**Source excerpt**
— start —

Holga Camera Guide

Originally Chinese in origin, the Holga is a cheap Lofi plastic film camera with a plastic lens with a focal length of 60mm that uses 120mm film, mostly, there are 35mm camera options too. They were originally used in giveaways until they became popular for photography students and fans. To focus, rotate the barrel of the lens to the icon displayed that best corresponds to the shooting situation. The icons are one person (3 feet/1m focusing distance), two people (6 feet/2m focusing distance), a group of people (3 feet/1m focusing distance), and a mountain. The One person is the closest focus distance (18 feet/6m focusing distance) leading up to the mountain(30 feet/10m to infinity focusing distance).

This camera is 100% manual, so you need to advance the film yourself. This, however, leads to creative options, as you can take multiple exposures, or panoramic photos or single shots, or you can overlap images. It is stupidly easy to forget to wind the film on, which can lead to happy accidents. You can buy Holga’s with a flash, or you can use an external flash as the cameras have a hotshoe fitting. The Shutter Speed is about 1/100 of a second, this can change depending on wear and tear on the spring inside the camera. You can use Bulb ‘B’ mode if you hold down the Shutter Release for an extended period of time. This opens up more creative options for you as well as night shooting. The Holga has two apertures, F11 by using the sunny day option or F8 if you use the cloudy day option. However, it is debatable if there is any real difference between the two apertures. You can shot colour or black and white film in Holga cameras. There are a large number of variations of the Holga camera, including pinhole, panorama, stereo, and TLR versions.

— end —

**Task list**
1. Write out the Holga camera guide word for word, starting at "Holga Camera Guide" and ending at "infinity focusing distance).".
2. According to the Holga camera guide, what aperture does the sunny day option give?

**Data provided**
— start —

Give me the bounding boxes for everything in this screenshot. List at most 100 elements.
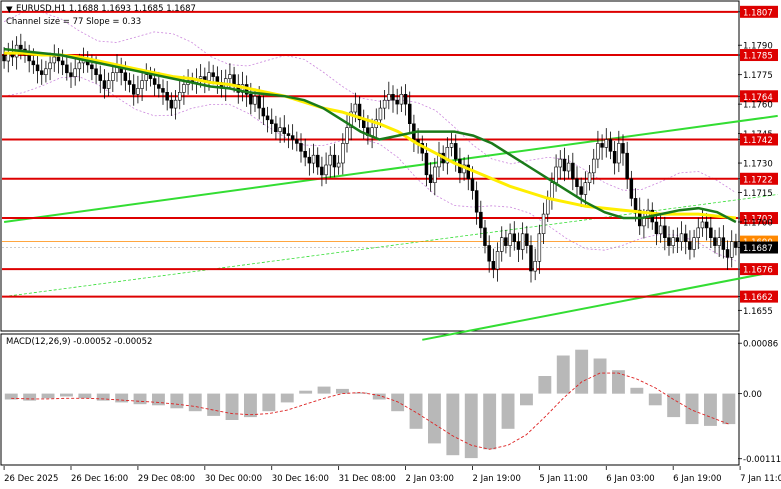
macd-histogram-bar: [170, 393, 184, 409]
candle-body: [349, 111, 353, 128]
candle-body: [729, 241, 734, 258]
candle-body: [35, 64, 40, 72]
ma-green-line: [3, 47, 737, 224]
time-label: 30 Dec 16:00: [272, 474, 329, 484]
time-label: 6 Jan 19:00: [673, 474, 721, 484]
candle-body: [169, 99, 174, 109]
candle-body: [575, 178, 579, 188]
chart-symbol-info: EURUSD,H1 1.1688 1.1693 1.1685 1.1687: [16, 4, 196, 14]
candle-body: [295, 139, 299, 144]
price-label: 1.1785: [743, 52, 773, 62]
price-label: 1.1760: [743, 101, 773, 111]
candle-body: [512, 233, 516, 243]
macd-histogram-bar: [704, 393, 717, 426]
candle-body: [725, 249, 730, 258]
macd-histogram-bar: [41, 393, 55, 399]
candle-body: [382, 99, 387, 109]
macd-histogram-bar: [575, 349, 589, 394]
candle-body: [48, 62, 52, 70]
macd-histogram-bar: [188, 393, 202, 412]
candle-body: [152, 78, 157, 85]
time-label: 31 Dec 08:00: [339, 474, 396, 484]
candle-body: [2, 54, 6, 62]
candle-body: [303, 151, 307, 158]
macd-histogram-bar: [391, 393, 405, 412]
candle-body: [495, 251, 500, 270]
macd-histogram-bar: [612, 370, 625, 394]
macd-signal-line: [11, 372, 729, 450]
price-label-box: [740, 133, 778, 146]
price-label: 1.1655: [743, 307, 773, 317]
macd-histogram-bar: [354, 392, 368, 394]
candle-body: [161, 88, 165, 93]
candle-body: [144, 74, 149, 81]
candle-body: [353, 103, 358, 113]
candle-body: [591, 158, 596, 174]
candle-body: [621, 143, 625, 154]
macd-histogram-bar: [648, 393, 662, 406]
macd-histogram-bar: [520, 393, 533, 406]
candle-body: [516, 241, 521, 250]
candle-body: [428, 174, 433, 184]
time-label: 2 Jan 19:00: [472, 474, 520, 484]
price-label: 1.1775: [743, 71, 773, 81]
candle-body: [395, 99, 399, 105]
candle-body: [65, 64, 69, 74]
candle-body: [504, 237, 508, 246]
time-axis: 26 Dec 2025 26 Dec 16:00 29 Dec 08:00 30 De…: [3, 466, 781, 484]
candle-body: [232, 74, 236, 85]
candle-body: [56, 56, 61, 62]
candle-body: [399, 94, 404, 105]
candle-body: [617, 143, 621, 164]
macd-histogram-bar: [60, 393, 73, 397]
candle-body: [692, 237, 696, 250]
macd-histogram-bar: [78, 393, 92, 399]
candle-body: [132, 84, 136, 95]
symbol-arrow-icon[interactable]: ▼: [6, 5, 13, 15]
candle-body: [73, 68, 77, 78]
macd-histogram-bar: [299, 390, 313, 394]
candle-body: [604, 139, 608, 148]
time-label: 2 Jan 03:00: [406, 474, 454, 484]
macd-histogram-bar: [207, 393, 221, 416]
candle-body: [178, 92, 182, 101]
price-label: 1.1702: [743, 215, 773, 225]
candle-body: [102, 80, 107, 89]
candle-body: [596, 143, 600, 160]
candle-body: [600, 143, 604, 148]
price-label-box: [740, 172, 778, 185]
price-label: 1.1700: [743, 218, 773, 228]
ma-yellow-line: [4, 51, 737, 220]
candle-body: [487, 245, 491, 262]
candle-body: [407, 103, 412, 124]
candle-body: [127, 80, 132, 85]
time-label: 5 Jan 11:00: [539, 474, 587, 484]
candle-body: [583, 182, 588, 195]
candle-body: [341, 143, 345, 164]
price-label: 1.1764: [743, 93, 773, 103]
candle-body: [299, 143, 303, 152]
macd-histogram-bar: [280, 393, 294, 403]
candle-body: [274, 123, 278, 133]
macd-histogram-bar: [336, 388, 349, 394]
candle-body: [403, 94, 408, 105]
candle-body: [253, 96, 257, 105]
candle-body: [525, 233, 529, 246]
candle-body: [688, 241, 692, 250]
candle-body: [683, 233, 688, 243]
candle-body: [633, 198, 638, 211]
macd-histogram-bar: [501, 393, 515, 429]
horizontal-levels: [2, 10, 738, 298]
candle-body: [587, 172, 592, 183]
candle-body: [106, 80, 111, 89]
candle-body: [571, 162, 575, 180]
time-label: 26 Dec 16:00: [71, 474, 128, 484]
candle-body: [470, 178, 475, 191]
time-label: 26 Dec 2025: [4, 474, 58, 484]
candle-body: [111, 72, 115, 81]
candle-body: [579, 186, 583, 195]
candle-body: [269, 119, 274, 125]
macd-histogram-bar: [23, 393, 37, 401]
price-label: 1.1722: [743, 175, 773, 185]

— end —
— start —

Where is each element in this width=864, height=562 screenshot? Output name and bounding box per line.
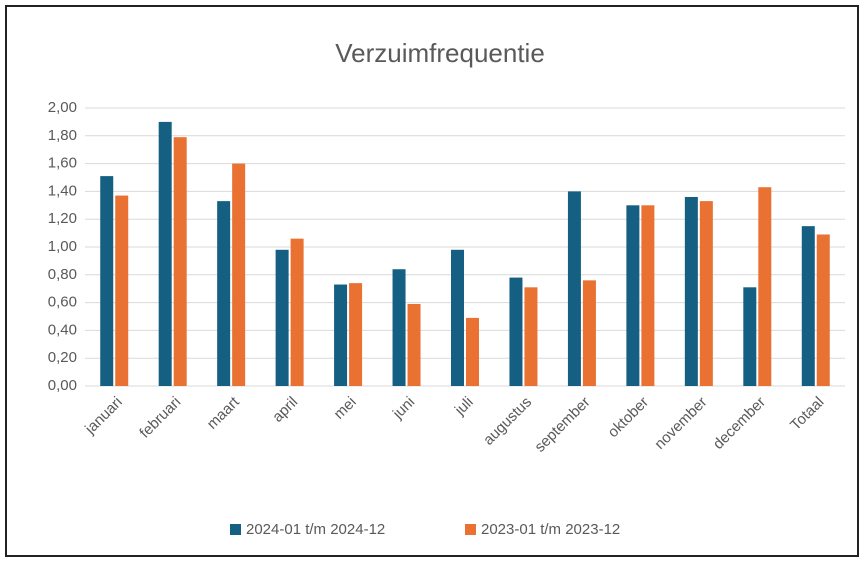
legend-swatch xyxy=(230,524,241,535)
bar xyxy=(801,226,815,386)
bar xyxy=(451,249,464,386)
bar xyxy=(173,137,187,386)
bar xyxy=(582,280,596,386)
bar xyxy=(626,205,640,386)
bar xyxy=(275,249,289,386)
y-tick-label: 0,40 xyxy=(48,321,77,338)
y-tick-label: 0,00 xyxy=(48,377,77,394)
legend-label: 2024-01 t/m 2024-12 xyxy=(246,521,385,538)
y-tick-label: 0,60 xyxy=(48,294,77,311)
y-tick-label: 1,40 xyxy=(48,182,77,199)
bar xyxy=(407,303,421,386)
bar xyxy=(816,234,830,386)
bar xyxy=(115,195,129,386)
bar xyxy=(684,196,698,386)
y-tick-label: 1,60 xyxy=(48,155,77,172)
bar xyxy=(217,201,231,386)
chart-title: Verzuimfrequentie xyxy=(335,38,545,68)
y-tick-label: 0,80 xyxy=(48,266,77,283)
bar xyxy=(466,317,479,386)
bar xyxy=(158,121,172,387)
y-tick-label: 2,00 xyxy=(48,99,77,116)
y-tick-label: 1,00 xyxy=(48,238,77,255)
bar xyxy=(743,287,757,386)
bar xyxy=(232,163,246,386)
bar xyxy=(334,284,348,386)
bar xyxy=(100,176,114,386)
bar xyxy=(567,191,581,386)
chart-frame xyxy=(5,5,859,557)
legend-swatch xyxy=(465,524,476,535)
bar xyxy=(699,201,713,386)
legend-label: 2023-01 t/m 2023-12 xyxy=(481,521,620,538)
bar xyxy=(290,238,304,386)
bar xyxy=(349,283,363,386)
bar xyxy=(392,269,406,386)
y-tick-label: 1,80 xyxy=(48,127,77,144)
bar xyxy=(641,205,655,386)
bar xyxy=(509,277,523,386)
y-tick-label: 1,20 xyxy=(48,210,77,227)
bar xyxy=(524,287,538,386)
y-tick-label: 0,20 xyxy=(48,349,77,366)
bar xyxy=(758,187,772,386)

— end —

**Answers for the exercise**
1.
Holga Camera Guide

Originally Chinese in origin, the Holga is a cheap Lofi plastic film camera with a plastic lens with a focal length of 60mm that uses 120mm film, mostly, there are 35mm camera options too. They were originally used in giveaways until they became popular for photography students and fans. To focus, rotate the barrel of the lens to the icon displayed that best corresponds to the shooting situation. The icons are one person (3 feet/1m focusing distance), two people (6 feet/2m focusing distance), a group of people (3 feet/1m focusing distance), and a mountain. The One person is the closest focus distance (18 feet/6m focusing distance) leading up to the mountain(30 feet/10m to infinity focusing distance).

2. F11